- _Set exercise_
The data below should be restated word for word, with every picture omitted.

- _Entries from a visual dataset_
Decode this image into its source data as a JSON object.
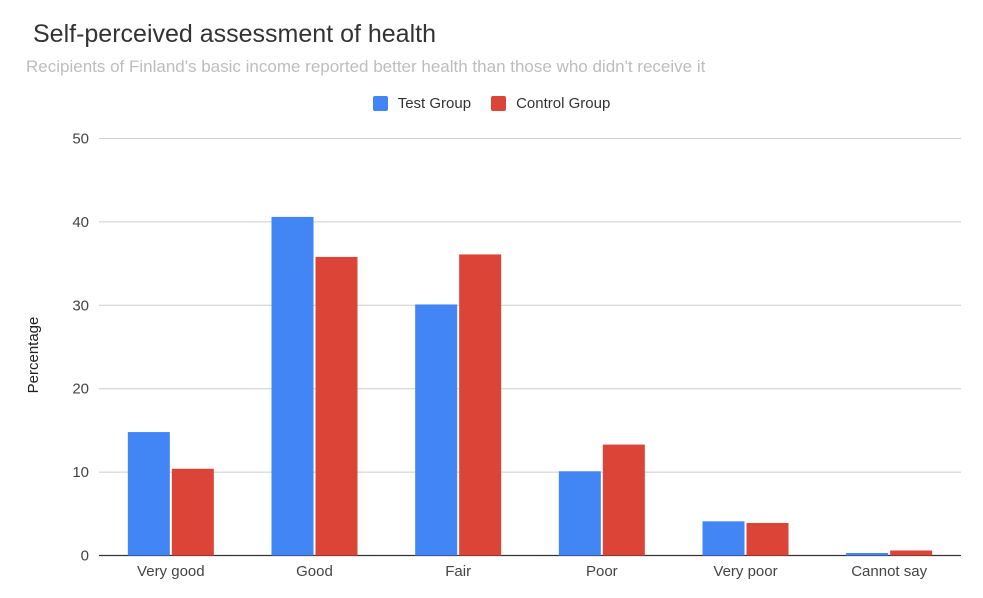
{
  "chart_data": {
    "type": "bar",
    "title": "Self-perceived assessment of health",
    "subtitle": "Recipients of Finland's basic income reported better health than those who didn't receive it",
    "xlabel": "",
    "ylabel": "Percentage",
    "ylim": [
      0,
      50
    ],
    "yticks": [
      0,
      10,
      20,
      30,
      40,
      50
    ],
    "categories": [
      "Very good",
      "Good",
      "Fair",
      "Poor",
      "Very poor",
      "Cannot say"
    ],
    "series": [
      {
        "name": "Test Group",
        "color": "#4285f4",
        "values": [
          14.8,
          40.6,
          30.1,
          10.1,
          4.1,
          0.3
        ]
      },
      {
        "name": "Control Group",
        "color": "#db4437",
        "values": [
          10.4,
          35.8,
          36.1,
          13.3,
          3.9,
          0.6
        ]
      }
    ],
    "grid": true,
    "legend_position": "top"
  }
}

- _Solution to this task_
Decode this image into its source data as a JSON object.
{
  "chart_data": {
    "type": "bar",
    "title": "Self-perceived assessment of health",
    "subtitle": "Recipients of Finland's basic income reported better health than those who didn't receive it",
    "xlabel": "",
    "ylabel": "Percentage",
    "ylim": [
      0,
      50
    ],
    "yticks": [
      0,
      10,
      20,
      30,
      40,
      50
    ],
    "categories": [
      "Very good",
      "Good",
      "Fair",
      "Poor",
      "Very poor",
      "Cannot say"
    ],
    "series": [
      {
        "name": "Test Group",
        "color": "#4285f4",
        "values": [
          14.8,
          40.6,
          30.1,
          10.1,
          4.1,
          0.3
        ]
      },
      {
        "name": "Control Group",
        "color": "#db4437",
        "values": [
          10.4,
          35.8,
          36.1,
          13.3,
          3.9,
          0.6
        ]
      }
    ],
    "grid": true,
    "legend_position": "top"
  }
}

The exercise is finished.